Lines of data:
"""
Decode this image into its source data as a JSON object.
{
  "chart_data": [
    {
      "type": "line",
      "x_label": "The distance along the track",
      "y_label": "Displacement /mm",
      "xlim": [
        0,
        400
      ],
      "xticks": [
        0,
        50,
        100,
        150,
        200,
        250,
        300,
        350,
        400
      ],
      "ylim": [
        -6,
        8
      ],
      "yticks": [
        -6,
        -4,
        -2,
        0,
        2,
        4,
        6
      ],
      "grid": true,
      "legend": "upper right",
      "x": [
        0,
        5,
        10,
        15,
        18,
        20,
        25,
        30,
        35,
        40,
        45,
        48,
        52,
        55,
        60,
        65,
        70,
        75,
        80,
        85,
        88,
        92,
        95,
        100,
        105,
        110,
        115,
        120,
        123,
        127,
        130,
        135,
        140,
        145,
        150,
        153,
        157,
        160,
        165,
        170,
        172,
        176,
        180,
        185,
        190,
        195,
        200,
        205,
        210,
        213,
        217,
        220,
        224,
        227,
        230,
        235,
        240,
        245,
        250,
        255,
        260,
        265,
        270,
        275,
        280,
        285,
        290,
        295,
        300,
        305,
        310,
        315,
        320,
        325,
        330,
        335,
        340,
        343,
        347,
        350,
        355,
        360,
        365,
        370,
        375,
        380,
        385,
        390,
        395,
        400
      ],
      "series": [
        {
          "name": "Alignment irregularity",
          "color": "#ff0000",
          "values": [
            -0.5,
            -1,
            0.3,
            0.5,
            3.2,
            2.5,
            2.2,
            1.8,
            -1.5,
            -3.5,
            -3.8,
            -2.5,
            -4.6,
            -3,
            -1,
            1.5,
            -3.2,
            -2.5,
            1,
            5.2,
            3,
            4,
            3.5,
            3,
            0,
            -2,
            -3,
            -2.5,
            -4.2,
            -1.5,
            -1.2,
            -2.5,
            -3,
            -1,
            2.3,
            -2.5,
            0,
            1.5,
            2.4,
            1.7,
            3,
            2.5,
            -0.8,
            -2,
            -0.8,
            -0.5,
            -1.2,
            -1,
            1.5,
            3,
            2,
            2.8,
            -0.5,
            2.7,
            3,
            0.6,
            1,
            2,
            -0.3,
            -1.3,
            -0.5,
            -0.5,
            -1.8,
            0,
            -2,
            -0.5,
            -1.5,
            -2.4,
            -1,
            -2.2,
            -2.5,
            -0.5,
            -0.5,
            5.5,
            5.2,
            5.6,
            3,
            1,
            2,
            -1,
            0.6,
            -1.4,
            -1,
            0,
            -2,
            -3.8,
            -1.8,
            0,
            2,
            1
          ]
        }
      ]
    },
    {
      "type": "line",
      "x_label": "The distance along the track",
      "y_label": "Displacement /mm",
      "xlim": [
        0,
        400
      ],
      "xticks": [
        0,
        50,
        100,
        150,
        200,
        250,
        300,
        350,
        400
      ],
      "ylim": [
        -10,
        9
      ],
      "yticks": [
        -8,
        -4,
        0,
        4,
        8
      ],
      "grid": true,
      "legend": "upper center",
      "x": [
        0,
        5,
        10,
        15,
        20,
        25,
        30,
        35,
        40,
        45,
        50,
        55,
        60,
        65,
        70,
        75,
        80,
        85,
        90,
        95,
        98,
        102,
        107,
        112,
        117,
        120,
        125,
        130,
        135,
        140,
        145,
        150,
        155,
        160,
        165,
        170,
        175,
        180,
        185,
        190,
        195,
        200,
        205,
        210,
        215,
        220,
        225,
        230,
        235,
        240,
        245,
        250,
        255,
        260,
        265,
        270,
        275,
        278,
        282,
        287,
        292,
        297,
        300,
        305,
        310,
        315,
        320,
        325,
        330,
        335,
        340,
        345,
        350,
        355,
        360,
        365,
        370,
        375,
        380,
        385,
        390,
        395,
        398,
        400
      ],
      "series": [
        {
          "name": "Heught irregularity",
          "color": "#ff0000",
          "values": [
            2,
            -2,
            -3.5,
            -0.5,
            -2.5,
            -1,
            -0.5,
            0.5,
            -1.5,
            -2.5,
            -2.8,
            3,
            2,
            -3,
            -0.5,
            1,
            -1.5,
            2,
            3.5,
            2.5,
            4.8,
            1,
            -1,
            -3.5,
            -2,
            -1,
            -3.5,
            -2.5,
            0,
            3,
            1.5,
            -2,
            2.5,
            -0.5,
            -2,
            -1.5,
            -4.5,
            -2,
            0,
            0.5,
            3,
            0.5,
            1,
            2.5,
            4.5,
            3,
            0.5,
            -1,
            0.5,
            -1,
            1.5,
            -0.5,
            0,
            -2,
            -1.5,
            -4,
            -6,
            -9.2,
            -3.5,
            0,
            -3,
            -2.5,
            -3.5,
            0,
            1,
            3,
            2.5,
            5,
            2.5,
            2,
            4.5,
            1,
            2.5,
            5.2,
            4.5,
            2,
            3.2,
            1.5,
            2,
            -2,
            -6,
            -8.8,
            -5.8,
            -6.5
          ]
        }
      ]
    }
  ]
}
"""
• **Exercise brief**:
Produce an exact copy of every entry above.

• **The response**:
Decode this image into its source data as a JSON object.
{
  "chart_data": [
    {
      "type": "line",
      "x_label": "The distance along the track",
      "y_label": "Displacement /mm",
      "xlim": [
        0,
        400
      ],
      "xticks": [
        0,
        50,
        100,
        150,
        200,
        250,
        300,
        350,
        400
      ],
      "ylim": [
        -6,
        8
      ],
      "yticks": [
        -6,
        -4,
        -2,
        0,
        2,
        4,
        6
      ],
      "grid": true,
      "legend": "upper right",
      "x": [
        0,
        5,
        10,
        15,
        18,
        20,
        25,
        30,
        35,
        40,
        45,
        48,
        52,
        55,
        60,
        65,
        70,
        75,
        80,
        85,
        88,
        92,
        95,
        100,
        105,
        110,
        115,
        120,
        123,
        127,
        130,
        135,
        140,
        145,
        150,
        153,
        157,
        160,
        165,
        170,
        172,
        176,
        180,
        185,
        190,
        195,
        200,
        205,
        210,
        213,
        217,
        220,
        224,
        227,
        230,
        235,
        240,
        245,
        250,
        255,
        260,
        265,
        270,
        275,
        280,
        285,
        290,
        295,
        300,
        305,
        310,
        315,
        320,
        325,
        330,
        335,
        340,
        343,
        347,
        350,
        355,
        360,
        365,
        370,
        375,
        380,
        385,
        390,
        395,
        400
      ],
      "series": [
        {
          "name": "Alignment irregularity",
          "color": "#ff0000",
          "values": [
            -0.5,
            -1,
            0.3,
            0.5,
            3.2,
            2.5,
            2.2,
            1.8,
            -1.5,
            -3.5,
            -3.8,
            -2.5,
            -4.6,
            -3,
            -1,
            1.5,
            -3.2,
            -2.5,
            1,
            5.2,
            3,
            4,
            3.5,
            3,
            0,
            -2,
            -3,
            -2.5,
            -4.2,
            -1.5,
            -1.2,
            -2.5,
            -3,
            -1,
            2.3,
            -2.5,
            0,
            1.5,
            2.4,
            1.7,
            3,
            2.5,
            -0.8,
            -2,
            -0.8,
            -0.5,
            -1.2,
            -1,
            1.5,
            3,
            2,
            2.8,
            -0.5,
            2.7,
            3,
            0.6,
            1,
            2,
            -0.3,
            -1.3,
            -0.5,
            -0.5,
            -1.8,
            0,
            -2,
            -0.5,
            -1.5,
            -2.4,
            -1,
            -2.2,
            -2.5,
            -0.5,
            -0.5,
            5.5,
            5.2,
            5.6,
            3,
            1,
            2,
            -1,
            0.6,
            -1.4,
            -1,
            0,
            -2,
            -3.8,
            -1.8,
            0,
            2,
            1
          ]
        }
      ]
    },
    {
      "type": "line",
      "x_label": "The distance along the track",
      "y_label": "Displacement /mm",
      "xlim": [
        0,
        400
      ],
      "xticks": [
        0,
        50,
        100,
        150,
        200,
        250,
        300,
        350,
        400
      ],
      "ylim": [
        -10,
        9
      ],
      "yticks": [
        -8,
        -4,
        0,
        4,
        8
      ],
      "grid": true,
      "legend": "upper center",
      "x": [
        0,
        5,
        10,
        15,
        20,
        25,
        30,
        35,
        40,
        45,
        50,
        55,
        60,
        65,
        70,
        75,
        80,
        85,
        90,
        95,
        98,
        102,
        107,
        112,
        117,
        120,
        125,
        130,
        135,
        140,
        145,
        150,
        155,
        160,
        165,
        170,
        175,
        180,
        185,
        190,
        195,
        200,
        205,
        210,
        215,
        220,
        225,
        230,
        235,
        240,
        245,
        250,
        255,
        260,
        265,
        270,
        275,
        278,
        282,
        287,
        292,
        297,
        300,
        305,
        310,
        315,
        320,
        325,
        330,
        335,
        340,
        345,
        350,
        355,
        360,
        365,
        370,
        375,
        380,
        385,
        390,
        395,
        398,
        400
      ],
      "series": [
        {
          "name": "Heught irregularity",
          "color": "#ff0000",
          "values": [
            2,
            -2,
            -3.5,
            -0.5,
            -2.5,
            -1,
            -0.5,
            0.5,
            -1.5,
            -2.5,
            -2.8,
            3,
            2,
            -3,
            -0.5,
            1,
            -1.5,
            2,
            3.5,
            2.5,
            4.8,
            1,
            -1,
            -3.5,
            -2,
            -1,
            -3.5,
            -2.5,
            0,
            3,
            1.5,
            -2,
            2.5,
            -0.5,
            -2,
            -1.5,
            -4.5,
            -2,
            0,
            0.5,
            3,
            0.5,
            1,
            2.5,
            4.5,
            3,
            0.5,
            -1,
            0.5,
            -1,
            1.5,
            -0.5,
            0,
            -2,
            -1.5,
            -4,
            -6,
            -9.2,
            -3.5,
            0,
            -3,
            -2.5,
            -3.5,
            0,
            1,
            3,
            2.5,
            5,
            2.5,
            2,
            4.5,
            1,
            2.5,
            5.2,
            4.5,
            2,
            3.2,
            1.5,
            2,
            -2,
            -6,
            -8.8,
            -5.8,
            -6.5
          ]
        }
      ]
    }
  ]
}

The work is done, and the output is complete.